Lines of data
>> Begin
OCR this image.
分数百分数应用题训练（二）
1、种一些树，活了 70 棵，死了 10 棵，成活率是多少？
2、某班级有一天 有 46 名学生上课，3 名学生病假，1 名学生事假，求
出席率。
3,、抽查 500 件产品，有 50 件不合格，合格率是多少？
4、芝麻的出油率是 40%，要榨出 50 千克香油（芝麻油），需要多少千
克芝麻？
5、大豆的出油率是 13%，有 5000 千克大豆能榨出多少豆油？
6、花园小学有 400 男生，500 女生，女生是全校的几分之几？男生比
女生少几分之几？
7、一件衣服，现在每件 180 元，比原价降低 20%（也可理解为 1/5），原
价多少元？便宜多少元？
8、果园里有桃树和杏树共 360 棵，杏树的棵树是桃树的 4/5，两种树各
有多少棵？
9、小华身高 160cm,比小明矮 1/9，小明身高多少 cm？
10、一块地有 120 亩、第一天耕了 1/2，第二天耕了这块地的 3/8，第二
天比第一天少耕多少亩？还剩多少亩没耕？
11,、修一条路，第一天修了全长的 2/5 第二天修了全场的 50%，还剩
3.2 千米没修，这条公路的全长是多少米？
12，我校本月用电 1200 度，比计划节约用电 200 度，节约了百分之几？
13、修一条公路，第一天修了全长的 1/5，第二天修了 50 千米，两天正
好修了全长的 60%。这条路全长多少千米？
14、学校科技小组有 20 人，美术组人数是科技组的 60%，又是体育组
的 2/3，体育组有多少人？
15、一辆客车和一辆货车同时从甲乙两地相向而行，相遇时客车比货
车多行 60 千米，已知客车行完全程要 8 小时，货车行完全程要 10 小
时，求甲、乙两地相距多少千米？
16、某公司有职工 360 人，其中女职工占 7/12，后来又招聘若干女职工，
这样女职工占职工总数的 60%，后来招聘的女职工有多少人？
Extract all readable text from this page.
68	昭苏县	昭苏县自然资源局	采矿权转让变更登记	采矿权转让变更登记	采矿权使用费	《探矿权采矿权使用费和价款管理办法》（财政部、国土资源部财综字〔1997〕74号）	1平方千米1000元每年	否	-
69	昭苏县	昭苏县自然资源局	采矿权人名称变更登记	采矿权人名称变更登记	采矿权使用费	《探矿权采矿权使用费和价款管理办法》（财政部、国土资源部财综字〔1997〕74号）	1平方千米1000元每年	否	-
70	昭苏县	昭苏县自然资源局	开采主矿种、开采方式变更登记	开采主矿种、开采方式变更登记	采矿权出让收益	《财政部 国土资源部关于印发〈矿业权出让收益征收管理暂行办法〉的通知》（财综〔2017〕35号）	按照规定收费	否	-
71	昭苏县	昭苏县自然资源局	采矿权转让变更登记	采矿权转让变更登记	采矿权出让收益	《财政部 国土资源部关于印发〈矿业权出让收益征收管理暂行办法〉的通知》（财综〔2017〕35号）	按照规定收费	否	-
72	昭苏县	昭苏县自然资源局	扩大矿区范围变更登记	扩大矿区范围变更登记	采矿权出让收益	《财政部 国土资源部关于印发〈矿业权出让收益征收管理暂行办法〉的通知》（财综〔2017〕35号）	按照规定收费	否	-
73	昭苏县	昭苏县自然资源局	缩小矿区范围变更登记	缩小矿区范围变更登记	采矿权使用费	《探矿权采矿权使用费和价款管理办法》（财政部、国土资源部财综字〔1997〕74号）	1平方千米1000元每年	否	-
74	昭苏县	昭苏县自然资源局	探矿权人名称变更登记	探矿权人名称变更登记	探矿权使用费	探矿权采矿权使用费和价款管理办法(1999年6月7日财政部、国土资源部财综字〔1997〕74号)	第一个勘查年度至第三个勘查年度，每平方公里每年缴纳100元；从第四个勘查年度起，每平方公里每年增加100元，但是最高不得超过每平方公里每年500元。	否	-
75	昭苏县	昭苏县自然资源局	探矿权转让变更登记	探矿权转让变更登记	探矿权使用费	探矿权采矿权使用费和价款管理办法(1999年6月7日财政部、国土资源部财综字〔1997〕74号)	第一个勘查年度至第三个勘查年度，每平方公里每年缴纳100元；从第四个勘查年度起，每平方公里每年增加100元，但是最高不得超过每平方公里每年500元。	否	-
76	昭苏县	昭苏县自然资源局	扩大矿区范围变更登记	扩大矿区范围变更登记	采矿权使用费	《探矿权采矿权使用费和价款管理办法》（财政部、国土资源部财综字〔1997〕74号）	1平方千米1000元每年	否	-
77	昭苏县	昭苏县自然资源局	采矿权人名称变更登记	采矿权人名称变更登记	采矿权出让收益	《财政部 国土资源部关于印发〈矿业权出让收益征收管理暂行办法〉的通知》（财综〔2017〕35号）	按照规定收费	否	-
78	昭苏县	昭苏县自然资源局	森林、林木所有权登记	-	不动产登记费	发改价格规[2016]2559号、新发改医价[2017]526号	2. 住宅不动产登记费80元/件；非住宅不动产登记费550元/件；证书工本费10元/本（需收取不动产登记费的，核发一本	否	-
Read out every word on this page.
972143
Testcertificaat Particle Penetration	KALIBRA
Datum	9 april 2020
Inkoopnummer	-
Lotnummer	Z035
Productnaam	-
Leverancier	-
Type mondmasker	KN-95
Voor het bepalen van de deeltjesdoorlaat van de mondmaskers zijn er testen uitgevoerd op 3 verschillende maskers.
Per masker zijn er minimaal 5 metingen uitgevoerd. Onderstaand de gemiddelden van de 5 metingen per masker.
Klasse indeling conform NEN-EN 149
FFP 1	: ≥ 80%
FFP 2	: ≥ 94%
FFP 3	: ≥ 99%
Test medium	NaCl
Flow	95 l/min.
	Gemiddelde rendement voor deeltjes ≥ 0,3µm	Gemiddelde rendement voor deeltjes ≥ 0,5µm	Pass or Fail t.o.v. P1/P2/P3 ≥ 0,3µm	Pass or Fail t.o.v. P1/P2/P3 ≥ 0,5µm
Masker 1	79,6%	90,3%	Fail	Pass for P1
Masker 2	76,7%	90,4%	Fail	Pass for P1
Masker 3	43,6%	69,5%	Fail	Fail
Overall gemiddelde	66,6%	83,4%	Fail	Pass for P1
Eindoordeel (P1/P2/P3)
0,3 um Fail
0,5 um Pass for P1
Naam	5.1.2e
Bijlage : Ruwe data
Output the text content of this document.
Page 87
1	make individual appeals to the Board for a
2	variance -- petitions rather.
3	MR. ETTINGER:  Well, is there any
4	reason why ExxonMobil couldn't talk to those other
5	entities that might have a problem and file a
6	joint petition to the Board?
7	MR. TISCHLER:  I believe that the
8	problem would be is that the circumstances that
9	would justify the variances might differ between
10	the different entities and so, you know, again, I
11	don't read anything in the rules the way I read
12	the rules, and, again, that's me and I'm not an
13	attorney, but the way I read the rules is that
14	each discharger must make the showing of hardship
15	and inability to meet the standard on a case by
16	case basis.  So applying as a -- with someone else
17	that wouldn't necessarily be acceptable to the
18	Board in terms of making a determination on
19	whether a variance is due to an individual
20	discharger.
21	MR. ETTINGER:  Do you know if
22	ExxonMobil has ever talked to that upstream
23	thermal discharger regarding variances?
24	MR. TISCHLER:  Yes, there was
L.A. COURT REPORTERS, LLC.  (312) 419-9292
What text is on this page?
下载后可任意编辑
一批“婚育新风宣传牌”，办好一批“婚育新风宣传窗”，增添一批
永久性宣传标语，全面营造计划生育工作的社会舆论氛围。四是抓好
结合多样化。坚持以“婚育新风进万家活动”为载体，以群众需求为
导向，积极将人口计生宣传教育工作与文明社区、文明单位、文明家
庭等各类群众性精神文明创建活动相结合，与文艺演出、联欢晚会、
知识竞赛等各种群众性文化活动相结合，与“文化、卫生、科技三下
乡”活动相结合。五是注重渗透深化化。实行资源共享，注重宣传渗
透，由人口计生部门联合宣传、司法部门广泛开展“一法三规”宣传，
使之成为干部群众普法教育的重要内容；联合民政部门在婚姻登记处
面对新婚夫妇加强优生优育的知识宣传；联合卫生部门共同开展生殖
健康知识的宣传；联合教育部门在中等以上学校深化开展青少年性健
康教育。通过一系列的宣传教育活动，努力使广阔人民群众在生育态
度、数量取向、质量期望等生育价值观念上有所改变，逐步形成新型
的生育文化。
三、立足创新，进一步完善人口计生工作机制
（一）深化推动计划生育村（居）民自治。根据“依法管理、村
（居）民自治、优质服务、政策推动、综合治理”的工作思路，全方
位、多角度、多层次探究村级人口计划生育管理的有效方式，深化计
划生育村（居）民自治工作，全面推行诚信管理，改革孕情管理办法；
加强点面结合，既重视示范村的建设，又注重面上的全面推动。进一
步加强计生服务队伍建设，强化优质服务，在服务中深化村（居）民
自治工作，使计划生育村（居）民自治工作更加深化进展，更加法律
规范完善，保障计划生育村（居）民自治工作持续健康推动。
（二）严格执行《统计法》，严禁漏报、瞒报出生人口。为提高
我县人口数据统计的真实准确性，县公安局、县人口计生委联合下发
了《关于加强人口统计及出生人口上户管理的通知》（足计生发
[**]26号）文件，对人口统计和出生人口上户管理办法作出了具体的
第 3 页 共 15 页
>> End
* SHORT PROBLEM *
Copy out all lines where the word "采矿权转让变更登记" appears.

* RESPONSE FOR THIS EXERCISE *
68	昭苏县	昭苏县自然资源局	采矿权转让变更登记	采矿权转让变更登记	采矿权使用费	《探矿权采矿权使用费和价款管理办法》（财政部、国土资源部财综字〔1997〕74号）	1平方千米1000元每年	否	-
71	昭苏县	昭苏县自然资源局	采矿权转让变更登记	采矿权转让变更登记	采矿权出让收益	《财政部 国土资源部关于印发〈矿业权出让收益征收管理暂行办法〉的通知》（财综〔2017〕35号）	按照规定收费	否	-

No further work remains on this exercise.